What to produce: List all the lines in these records that hold "before".
### Data shown
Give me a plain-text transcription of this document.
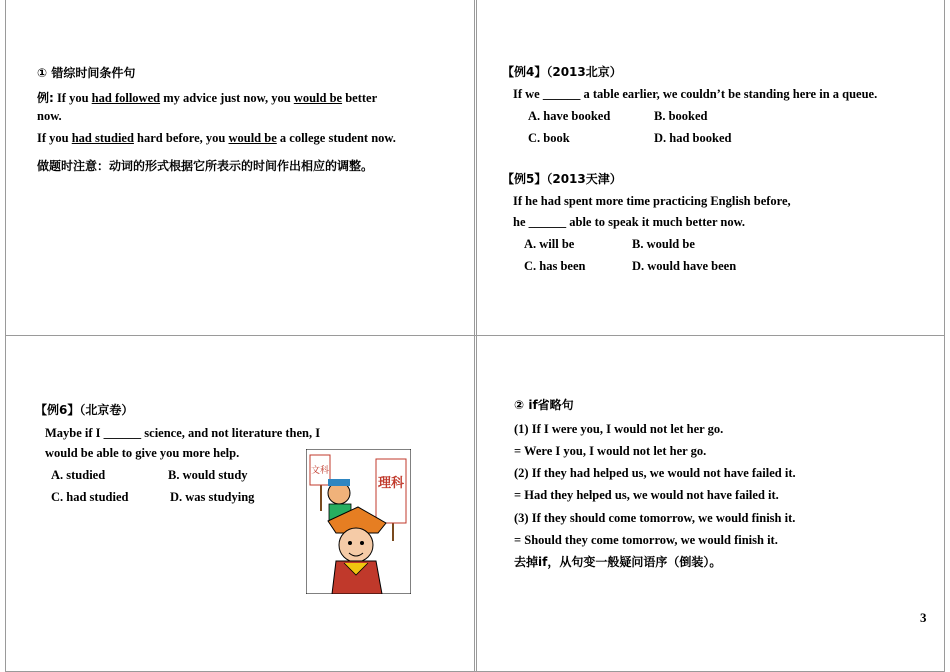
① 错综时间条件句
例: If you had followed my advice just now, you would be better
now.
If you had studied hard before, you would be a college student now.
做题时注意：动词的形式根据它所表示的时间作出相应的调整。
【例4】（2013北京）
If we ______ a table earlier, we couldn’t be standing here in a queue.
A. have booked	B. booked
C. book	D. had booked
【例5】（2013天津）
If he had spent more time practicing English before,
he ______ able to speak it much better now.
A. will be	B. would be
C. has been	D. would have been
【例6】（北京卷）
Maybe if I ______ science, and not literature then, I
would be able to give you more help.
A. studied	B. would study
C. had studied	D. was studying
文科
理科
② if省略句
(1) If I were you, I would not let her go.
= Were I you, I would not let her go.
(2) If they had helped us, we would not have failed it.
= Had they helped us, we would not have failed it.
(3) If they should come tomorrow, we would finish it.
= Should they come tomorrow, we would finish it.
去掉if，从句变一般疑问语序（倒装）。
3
######
### Data shown
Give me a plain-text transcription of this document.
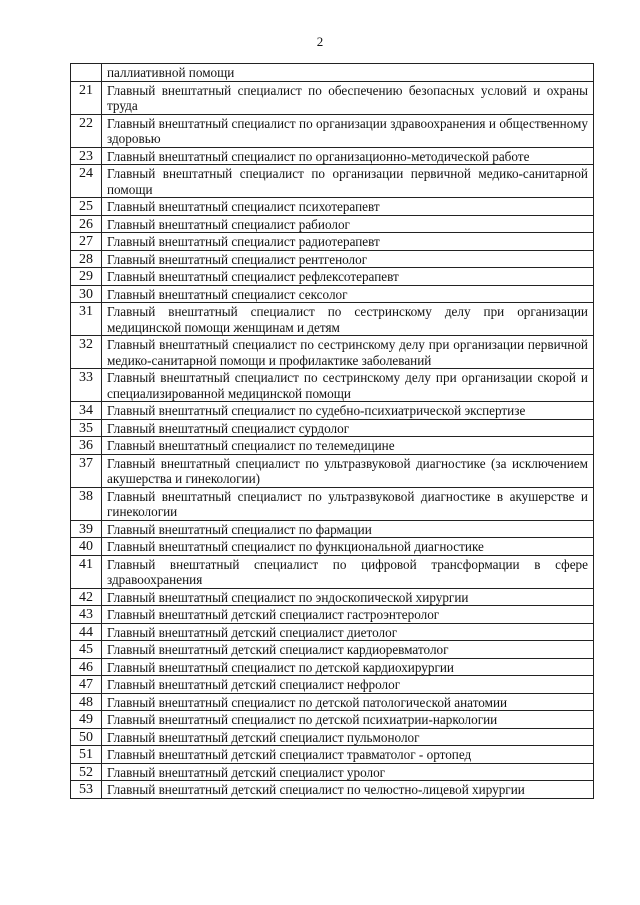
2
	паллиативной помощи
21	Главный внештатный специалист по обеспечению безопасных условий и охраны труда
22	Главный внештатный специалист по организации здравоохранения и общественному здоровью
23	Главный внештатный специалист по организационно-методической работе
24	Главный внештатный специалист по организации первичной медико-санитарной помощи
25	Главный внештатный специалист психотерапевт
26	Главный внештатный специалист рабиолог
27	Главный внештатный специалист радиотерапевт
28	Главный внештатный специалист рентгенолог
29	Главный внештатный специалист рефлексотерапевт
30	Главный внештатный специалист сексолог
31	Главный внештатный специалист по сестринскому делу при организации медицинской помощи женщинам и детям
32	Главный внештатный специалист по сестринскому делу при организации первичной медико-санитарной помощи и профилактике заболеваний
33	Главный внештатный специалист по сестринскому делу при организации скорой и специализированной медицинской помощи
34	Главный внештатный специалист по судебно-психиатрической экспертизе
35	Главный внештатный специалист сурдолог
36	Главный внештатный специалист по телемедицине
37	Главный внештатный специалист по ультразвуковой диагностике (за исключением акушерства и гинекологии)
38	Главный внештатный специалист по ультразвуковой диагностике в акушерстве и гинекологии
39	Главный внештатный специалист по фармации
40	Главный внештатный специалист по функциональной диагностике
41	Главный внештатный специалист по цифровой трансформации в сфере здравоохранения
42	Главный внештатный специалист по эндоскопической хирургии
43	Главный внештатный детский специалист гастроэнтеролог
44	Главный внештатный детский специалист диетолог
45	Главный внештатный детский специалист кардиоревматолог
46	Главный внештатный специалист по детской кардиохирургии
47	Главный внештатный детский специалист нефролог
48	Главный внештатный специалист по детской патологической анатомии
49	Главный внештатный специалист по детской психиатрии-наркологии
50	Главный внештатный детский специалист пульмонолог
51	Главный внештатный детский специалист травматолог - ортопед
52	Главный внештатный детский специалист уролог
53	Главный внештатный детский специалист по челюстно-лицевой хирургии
######
Answer below:
If you had studied hard before, you would be a college student now.
If he had spent more time practicing English before,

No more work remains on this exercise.